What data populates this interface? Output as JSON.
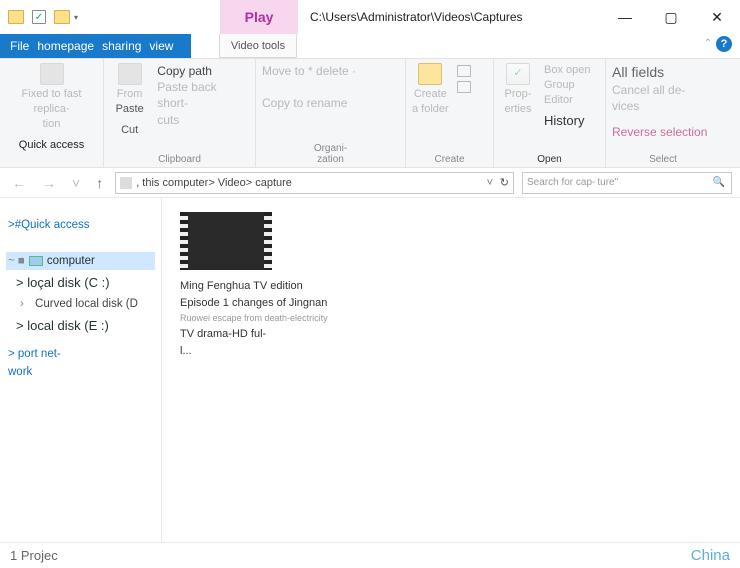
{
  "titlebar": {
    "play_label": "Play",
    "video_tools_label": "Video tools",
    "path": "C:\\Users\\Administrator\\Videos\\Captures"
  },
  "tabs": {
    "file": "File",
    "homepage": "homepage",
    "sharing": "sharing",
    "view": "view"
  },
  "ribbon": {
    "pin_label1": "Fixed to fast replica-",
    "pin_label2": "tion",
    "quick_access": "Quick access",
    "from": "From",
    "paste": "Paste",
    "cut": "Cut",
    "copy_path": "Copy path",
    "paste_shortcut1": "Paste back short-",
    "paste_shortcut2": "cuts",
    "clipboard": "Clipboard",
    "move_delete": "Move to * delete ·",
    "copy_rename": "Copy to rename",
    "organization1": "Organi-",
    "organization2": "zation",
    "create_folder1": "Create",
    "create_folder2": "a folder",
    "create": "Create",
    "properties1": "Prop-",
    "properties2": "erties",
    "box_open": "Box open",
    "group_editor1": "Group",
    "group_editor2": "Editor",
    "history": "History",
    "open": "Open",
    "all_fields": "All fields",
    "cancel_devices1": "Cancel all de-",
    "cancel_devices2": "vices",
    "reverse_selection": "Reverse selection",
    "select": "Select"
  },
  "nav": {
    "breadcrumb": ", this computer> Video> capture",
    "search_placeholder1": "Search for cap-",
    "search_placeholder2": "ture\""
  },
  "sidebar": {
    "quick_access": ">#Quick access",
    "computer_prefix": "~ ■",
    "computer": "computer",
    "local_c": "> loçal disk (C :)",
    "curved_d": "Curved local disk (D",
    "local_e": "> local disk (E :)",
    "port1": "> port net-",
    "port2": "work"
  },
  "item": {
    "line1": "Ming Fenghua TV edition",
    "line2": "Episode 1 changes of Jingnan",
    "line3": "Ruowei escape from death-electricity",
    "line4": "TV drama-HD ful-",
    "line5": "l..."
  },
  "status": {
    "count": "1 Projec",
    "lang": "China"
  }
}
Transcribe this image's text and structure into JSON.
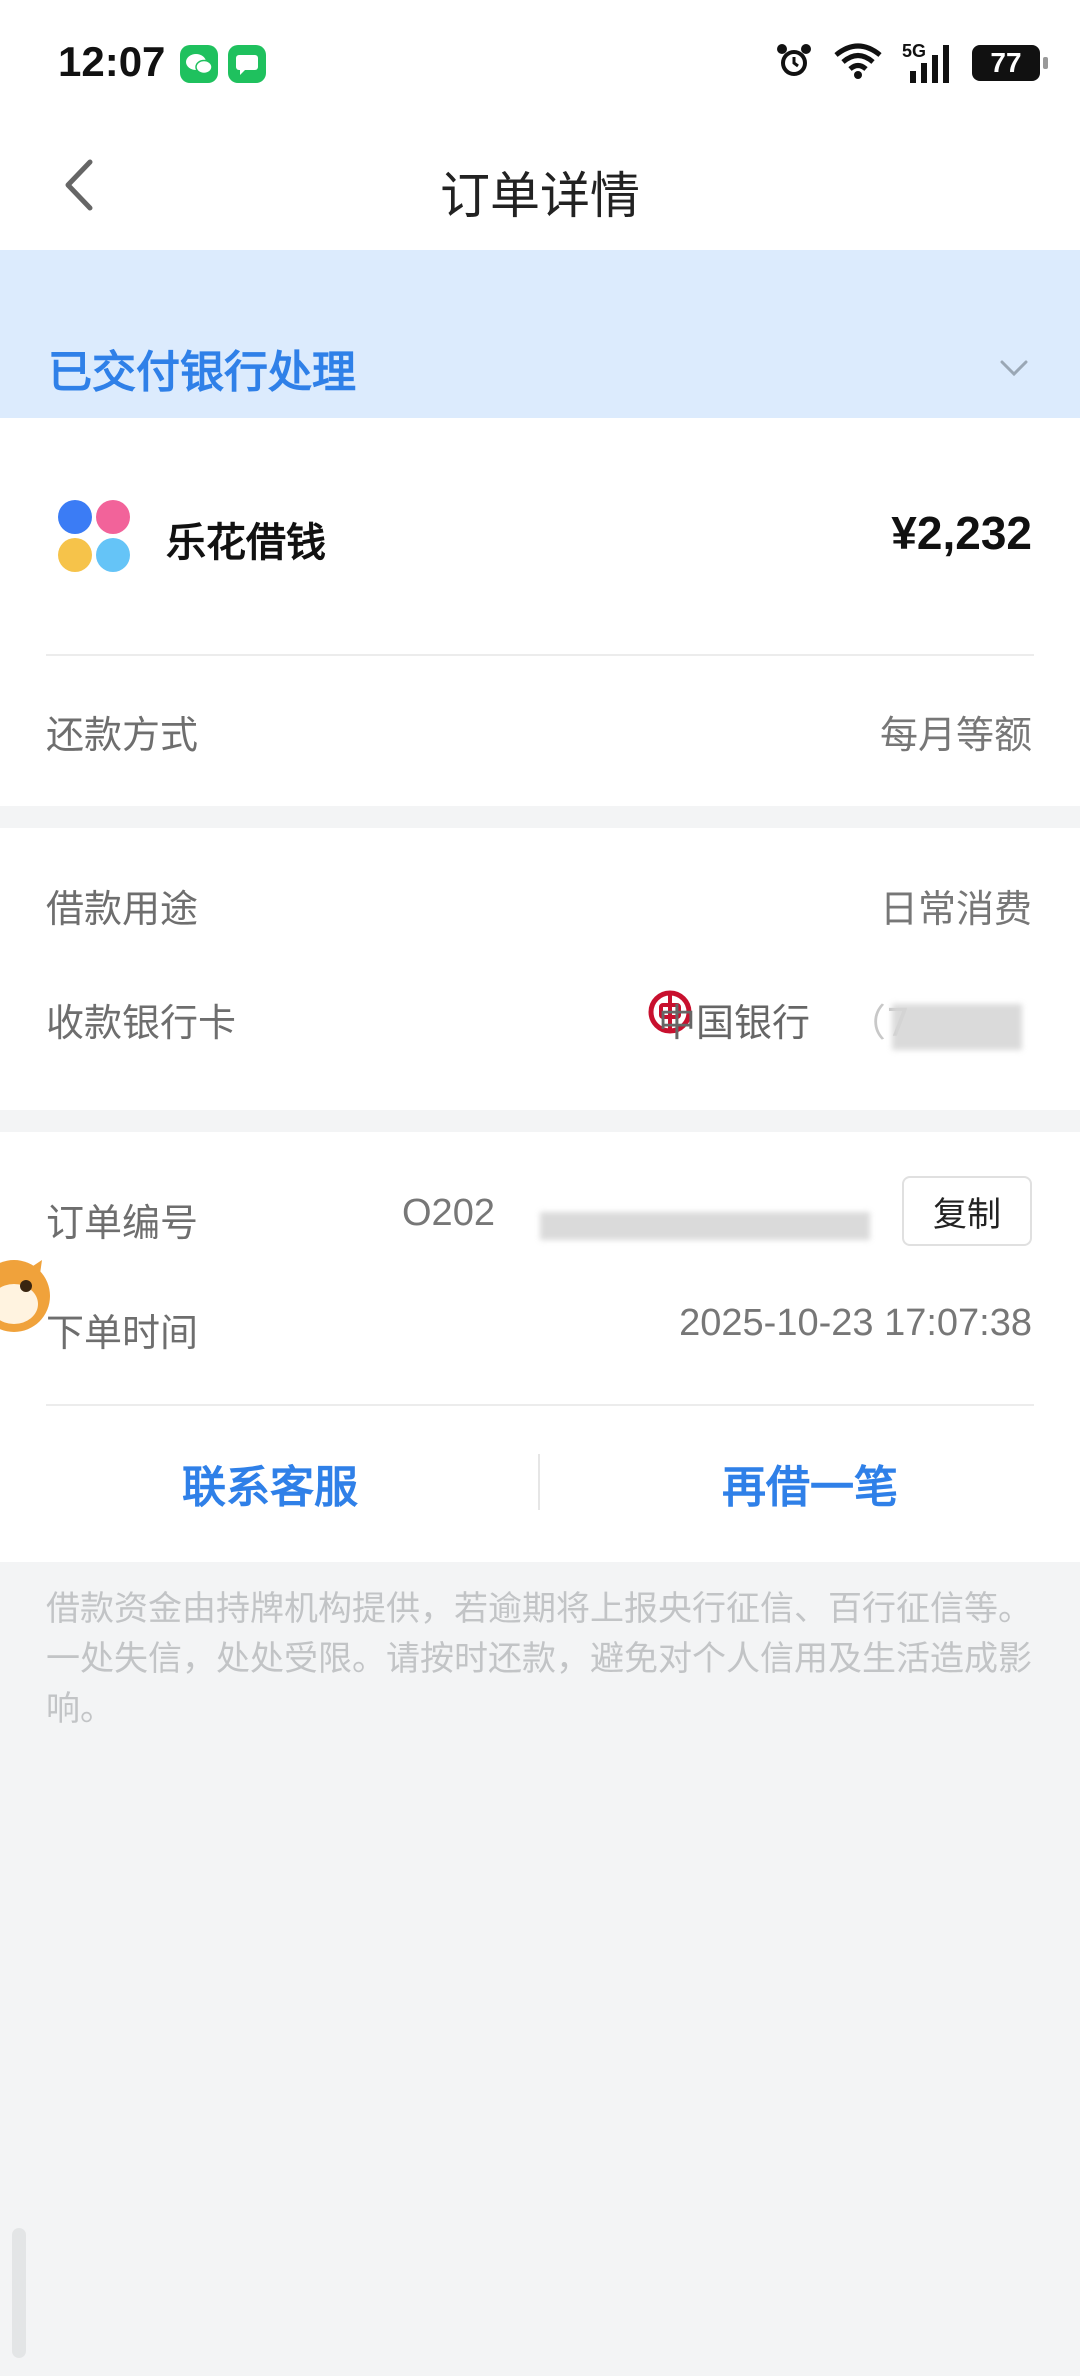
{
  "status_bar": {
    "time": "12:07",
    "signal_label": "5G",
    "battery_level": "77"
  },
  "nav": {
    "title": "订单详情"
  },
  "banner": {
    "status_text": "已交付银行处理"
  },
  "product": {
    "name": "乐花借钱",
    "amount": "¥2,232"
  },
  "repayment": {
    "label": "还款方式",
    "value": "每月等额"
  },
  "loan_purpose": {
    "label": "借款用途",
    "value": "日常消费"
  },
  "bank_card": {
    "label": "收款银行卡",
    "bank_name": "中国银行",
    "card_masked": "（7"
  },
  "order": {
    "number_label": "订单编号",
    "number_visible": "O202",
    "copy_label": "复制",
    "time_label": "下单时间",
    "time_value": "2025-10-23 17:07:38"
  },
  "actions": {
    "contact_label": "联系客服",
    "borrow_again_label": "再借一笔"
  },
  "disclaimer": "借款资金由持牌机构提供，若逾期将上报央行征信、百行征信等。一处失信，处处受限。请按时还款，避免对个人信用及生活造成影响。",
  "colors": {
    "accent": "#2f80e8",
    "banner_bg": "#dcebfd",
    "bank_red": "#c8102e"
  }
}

[EXERCISE GOAL] Set every line down exactly as written, leaving each picture out.

[TASK SOLUTION]
What data populates this interface? Output as JSON.
{
  "titlebar": {
    "play_label": "Play",
    "video_tools_label": "Video tools",
    "path": "C:\\Users\\Administrator\\Videos\\Captures"
  },
  "tabs": {
    "file": "File",
    "homepage": "homepage",
    "sharing": "sharing",
    "view": "view"
  },
  "ribbon": {
    "pin_label1": "Fixed to fast replica-",
    "pin_label2": "tion",
    "quick_access": "Quick access",
    "from": "From",
    "paste": "Paste",
    "cut": "Cut",
    "copy_path": "Copy path",
    "paste_shortcut1": "Paste back short-",
    "paste_shortcut2": "cuts",
    "clipboard": "Clipboard",
    "move_delete": "Move to * delete ·",
    "copy_rename": "Copy to rename",
    "organization1": "Organi-",
    "organization2": "zation",
    "create_folder1": "Create",
    "create_folder2": "a folder",
    "create": "Create",
    "properties1": "Prop-",
    "properties2": "erties",
    "box_open": "Box open",
    "group_editor1": "Group",
    "group_editor2": "Editor",
    "history": "History",
    "open": "Open",
    "all_fields": "All fields",
    "cancel_devices1": "Cancel all de-",
    "cancel_devices2": "vices",
    "reverse_selection": "Reverse selection",
    "select": "Select"
  },
  "nav": {
    "breadcrumb": ", this computer> Video> capture",
    "search_placeholder1": "Search for cap-",
    "search_placeholder2": "ture\""
  },
  "sidebar": {
    "quick_access": ">#Quick access",
    "computer_prefix": "~ ■",
    "computer": "computer",
    "local_c": "> loçal disk (C :)",
    "curved_d": "Curved local disk (D",
    "local_e": "> local disk (E :)",
    "port1": "> port net-",
    "port2": "work"
  },
  "item": {
    "line1": "Ming Fenghua TV edition",
    "line2": "Episode 1 changes of Jingnan",
    "line3": "Ruowei escape from death-electricity",
    "line4": "TV drama-HD ful-",
    "line5": "l..."
  },
  "status": {
    "count": "1 Projec",
    "lang": "China"
  }
}
Transcribe this image's text and structure into JSON.
{
  "status_bar": {
    "time": "12:07",
    "signal_label": "5G",
    "battery_level": "77"
  },
  "nav": {
    "title": "订单详情"
  },
  "banner": {
    "status_text": "已交付银行处理"
  },
  "product": {
    "name": "乐花借钱",
    "amount": "¥2,232"
  },
  "repayment": {
    "label": "还款方式",
    "value": "每月等额"
  },
  "loan_purpose": {
    "label": "借款用途",
    "value": "日常消费"
  },
  "bank_card": {
    "label": "收款银行卡",
    "bank_name": "中国银行",
    "card_masked": "（7"
  },
  "order": {
    "number_label": "订单编号",
    "number_visible": "O202",
    "copy_label": "复制",
    "time_label": "下单时间",
    "time_value": "2025-10-23 17:07:38"
  },
  "actions": {
    "contact_label": "联系客服",
    "borrow_again_label": "再借一笔"
  },
  "disclaimer": "借款资金由持牌机构提供，若逾期将上报央行征信、百行征信等。一处失信，处处受限。请按时还款，避免对个人信用及生活造成影响。",
  "colors": {
    "accent": "#2f80e8",
    "banner_bg": "#dcebfd",
    "bank_red": "#c8102e"
  }
}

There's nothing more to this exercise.